» The problem
Print every entry word for word, but omit the pictures.

» Records supplied
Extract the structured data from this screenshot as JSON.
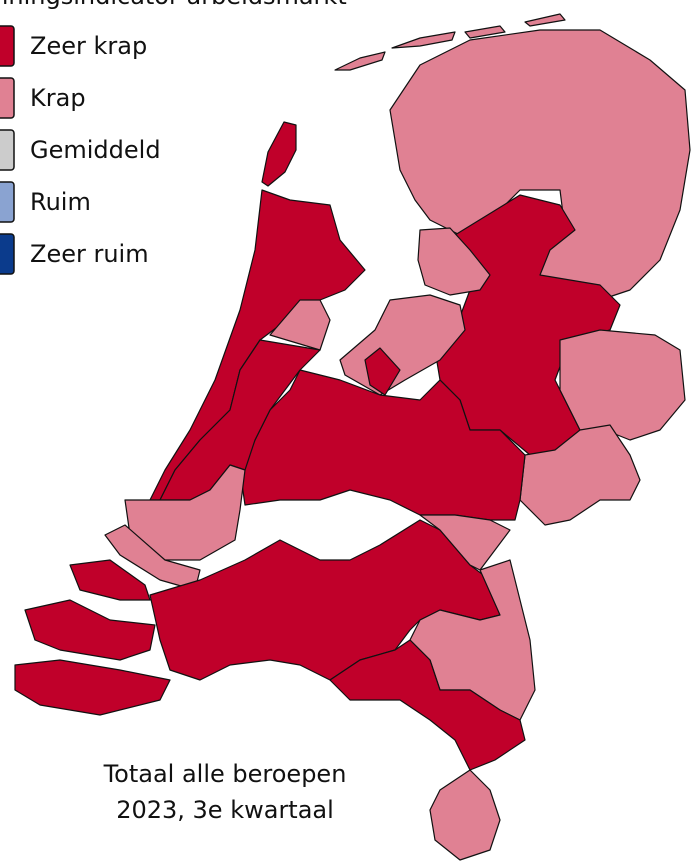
{
  "map": {
    "title": "Spanningsindicator arbeidsmarkt",
    "legend": [
      {
        "name": "Zeer krap",
        "color": "#c0002a"
      },
      {
        "name": "Krap",
        "color": "#e08193"
      },
      {
        "name": "Gemiddeld",
        "color": "#cccccc"
      },
      {
        "name": "Ruim",
        "color": "#8aa3d1"
      },
      {
        "name": "Zeer ruim",
        "color": "#0b3b8c"
      }
    ],
    "caption": [
      "Totaal alle beroepen",
      "2023, 3e kwartaal"
    ]
  }
}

» Exercise result
Extract the structured data from this screenshot as JSON.
{
  "map": {
    "title": "Spanningsindicator arbeidsmarkt",
    "legend": [
      {
        "name": "Zeer krap",
        "color": "#c0002a"
      },
      {
        "name": "Krap",
        "color": "#e08193"
      },
      {
        "name": "Gemiddeld",
        "color": "#cccccc"
      },
      {
        "name": "Ruim",
        "color": "#8aa3d1"
      },
      {
        "name": "Zeer ruim",
        "color": "#0b3b8c"
      }
    ],
    "caption": [
      "Totaal alle beroepen",
      "2023, 3e kwartaal"
    ]
  }
}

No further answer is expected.